Required task >> Write out every record below exactly as it appears.

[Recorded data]
↓↓↓

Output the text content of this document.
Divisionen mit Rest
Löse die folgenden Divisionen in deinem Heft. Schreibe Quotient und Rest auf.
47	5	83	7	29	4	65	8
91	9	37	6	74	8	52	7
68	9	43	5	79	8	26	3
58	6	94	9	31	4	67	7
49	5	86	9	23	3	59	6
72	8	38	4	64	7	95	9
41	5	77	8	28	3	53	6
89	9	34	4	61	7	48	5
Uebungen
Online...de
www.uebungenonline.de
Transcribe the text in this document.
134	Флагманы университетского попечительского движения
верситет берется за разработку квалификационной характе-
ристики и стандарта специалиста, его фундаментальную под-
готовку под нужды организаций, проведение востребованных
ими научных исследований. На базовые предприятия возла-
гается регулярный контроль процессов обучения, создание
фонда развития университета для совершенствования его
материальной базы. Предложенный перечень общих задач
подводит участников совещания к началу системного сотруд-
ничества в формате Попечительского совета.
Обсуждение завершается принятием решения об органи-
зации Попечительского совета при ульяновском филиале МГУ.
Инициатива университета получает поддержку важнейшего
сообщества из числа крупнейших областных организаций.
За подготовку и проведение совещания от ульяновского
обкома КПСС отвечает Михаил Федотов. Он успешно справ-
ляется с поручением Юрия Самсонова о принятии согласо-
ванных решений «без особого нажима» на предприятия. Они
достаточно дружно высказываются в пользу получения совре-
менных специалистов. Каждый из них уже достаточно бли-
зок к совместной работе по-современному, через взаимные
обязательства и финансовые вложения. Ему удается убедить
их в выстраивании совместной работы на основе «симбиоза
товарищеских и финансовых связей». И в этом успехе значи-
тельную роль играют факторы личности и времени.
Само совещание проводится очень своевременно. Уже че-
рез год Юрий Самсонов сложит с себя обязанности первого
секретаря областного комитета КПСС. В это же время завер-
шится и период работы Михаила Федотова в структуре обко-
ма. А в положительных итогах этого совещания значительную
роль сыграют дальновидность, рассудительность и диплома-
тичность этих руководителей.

↑↑↑

Correct response >>
Output the text content of this document.
Divisionen mit Rest
Löse die folgenden Divisionen in deinem Heft. Schreibe Quotient und Rest auf.
47	5	83	7	29	4	65	8
91	9	37	6	74	8	52	7
68	9	43	5	79	8	26	3
58	6	94	9	31	4	67	7
49	5	86	9	23	3	59	6
72	8	38	4	64	7	95	9
41	5	77	8	28	3	53	6
89	9	34	4	61	7	48	5
Uebungen
Online...de
www.uebungenonline.de
Transcribe the text in this document.
134	Флагманы университетского попечительского движения
верситет берется за разработку квалификационной характе-
ристики и стандарта специалиста, его фундаментальную под-
готовку под нужды организаций, проведение востребованных
ими научных исследований. На базовые предприятия возла-
гается регулярный контроль процессов обучения, создание
фонда развития университета для совершенствования его
материальной базы. Предложенный перечень общих задач
подводит участников совещания к началу системного сотруд-
ничества в формате Попечительского совета.
Обсуждение завершается принятием решения об органи-
зации Попечительского совета при ульяновском филиале МГУ.
Инициатива университета получает поддержку важнейшего
сообщества из числа крупнейших областных организаций.
За подготовку и проведение совещания от ульяновского
обкома КПСС отвечает Михаил Федотов. Он успешно справ-
ляется с поручением Юрия Самсонова о принятии согласо-
ванных решений «без особого нажима» на предприятия. Они
достаточно дружно высказываются в пользу получения совре-
менных специалистов. Каждый из них уже достаточно бли-
зок к совместной работе по-современному, через взаимные
обязательства и финансовые вложения. Ему удается убедить
их в выстраивании совместной работы на основе «симбиоза
товарищеских и финансовых связей». И в этом успехе значи-
тельную роль играют факторы личности и времени.
Само совещание проводится очень своевременно. Уже че-
рез год Юрий Самсонов сложит с себя обязанности первого
секретаря областного комитета КПСС. В это же время завер-
шится и период работы Михаила Федотова в структуре обко-
ма. А в положительных итогах этого совещания значительную
роль сыграют дальновидность, рассудительность и диплома-
тичность этих руководителей.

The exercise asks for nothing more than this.